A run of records
• • • • •

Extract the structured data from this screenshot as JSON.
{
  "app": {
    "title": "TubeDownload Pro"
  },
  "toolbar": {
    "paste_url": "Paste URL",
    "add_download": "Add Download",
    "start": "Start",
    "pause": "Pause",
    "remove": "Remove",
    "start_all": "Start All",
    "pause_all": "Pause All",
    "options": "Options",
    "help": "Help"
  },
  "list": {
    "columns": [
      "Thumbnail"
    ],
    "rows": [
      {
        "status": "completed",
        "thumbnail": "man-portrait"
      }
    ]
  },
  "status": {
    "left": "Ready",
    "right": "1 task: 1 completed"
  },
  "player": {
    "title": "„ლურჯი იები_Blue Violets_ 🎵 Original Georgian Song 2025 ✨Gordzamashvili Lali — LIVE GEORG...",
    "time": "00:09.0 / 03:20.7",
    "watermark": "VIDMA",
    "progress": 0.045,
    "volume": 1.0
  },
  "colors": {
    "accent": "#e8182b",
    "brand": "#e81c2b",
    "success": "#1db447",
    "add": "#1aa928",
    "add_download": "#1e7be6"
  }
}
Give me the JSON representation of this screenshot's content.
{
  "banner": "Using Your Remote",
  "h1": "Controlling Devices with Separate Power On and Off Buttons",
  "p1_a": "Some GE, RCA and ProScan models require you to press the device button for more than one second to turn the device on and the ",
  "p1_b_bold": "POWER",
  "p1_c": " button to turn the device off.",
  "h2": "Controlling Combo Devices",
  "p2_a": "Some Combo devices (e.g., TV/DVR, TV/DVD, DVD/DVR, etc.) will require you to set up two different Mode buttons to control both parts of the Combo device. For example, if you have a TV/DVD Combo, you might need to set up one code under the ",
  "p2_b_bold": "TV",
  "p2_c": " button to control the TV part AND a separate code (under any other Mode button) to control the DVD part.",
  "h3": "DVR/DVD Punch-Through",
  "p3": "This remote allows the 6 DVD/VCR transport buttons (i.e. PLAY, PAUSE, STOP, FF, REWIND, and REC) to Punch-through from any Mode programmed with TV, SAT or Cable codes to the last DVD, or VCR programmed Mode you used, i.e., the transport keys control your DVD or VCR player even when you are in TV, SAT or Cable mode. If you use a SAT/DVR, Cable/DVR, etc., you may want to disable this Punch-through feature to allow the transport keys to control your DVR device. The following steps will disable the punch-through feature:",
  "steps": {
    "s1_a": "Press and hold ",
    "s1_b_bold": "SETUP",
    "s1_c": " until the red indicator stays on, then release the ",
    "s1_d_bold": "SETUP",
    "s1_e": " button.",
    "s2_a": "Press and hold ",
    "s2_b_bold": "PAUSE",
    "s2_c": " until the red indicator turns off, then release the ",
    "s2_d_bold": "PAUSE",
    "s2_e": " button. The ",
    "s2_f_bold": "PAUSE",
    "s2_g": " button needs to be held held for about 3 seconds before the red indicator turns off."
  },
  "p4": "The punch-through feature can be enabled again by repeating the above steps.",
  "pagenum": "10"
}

• • • • •

Quote the whole listing above, leaving nothing out.

ANSWER TO THE EXERCISE
Extract the structured data from this screenshot as JSON.
{
  "app": {
    "title": "TubeDownload Pro"
  },
  "toolbar": {
    "paste_url": "Paste URL",
    "add_download": "Add Download",
    "start": "Start",
    "pause": "Pause",
    "remove": "Remove",
    "start_all": "Start All",
    "pause_all": "Pause All",
    "options": "Options",
    "help": "Help"
  },
  "list": {
    "columns": [
      "Thumbnail"
    ],
    "rows": [
      {
        "status": "completed",
        "thumbnail": "man-portrait"
      }
    ]
  },
  "status": {
    "left": "Ready",
    "right": "1 task: 1 completed"
  },
  "player": {
    "title": "„ლურჯი იები_Blue Violets_ 🎵 Original Georgian Song 2025 ✨Gordzamashvili Lali — LIVE GEORG...",
    "time": "00:09.0 / 03:20.7",
    "watermark": "VIDMA",
    "progress": 0.045,
    "volume": 1.0
  },
  "colors": {
    "accent": "#e8182b",
    "brand": "#e81c2b",
    "success": "#1db447",
    "add": "#1aa928",
    "add_download": "#1e7be6"
  }
}
Give me the JSON representation of this screenshot's content.
{
  "banner": "Using Your Remote",
  "h1": "Controlling Devices with Separate Power On and Off Buttons",
  "p1_a": "Some GE, RCA and ProScan models require you to press the device button for more than one second to turn the device on and the ",
  "p1_b_bold": "POWER",
  "p1_c": " button to turn the device off.",
  "h2": "Controlling Combo Devices",
  "p2_a": "Some Combo devices (e.g., TV/DVR, TV/DVD, DVD/DVR, etc.) will require you to set up two different Mode buttons to control both parts of the Combo device. For example, if you have a TV/DVD Combo, you might need to set up one code under the ",
  "p2_b_bold": "TV",
  "p2_c": " button to control the TV part AND a separate code (under any other Mode button) to control the DVD part.",
  "h3": "DVR/DVD Punch-Through",
  "p3": "This remote allows the 6 DVD/VCR transport buttons (i.e. PLAY, PAUSE, STOP, FF, REWIND, and REC) to Punch-through from any Mode programmed with TV, SAT or Cable codes to the last DVD, or VCR programmed Mode you used, i.e., the transport keys control your DVD or VCR player even when you are in TV, SAT or Cable mode. If you use a SAT/DVR, Cable/DVR, etc., you may want to disable this Punch-through feature to allow the transport keys to control your DVR device. The following steps will disable the punch-through feature:",
  "steps": {
    "s1_a": "Press and hold ",
    "s1_b_bold": "SETUP",
    "s1_c": " until the red indicator stays on, then release the ",
    "s1_d_bold": "SETUP",
    "s1_e": " button.",
    "s2_a": "Press and hold ",
    "s2_b_bold": "PAUSE",
    "s2_c": " until the red indicator turns off, then release the ",
    "s2_d_bold": "PAUSE",
    "s2_e": " button. The ",
    "s2_f_bold": "PAUSE",
    "s2_g": " button needs to be held held for about 3 seconds before the red indicator turns off."
  },
  "p4": "The punch-through feature can be enabled again by repeating the above steps.",
  "pagenum": "10"
}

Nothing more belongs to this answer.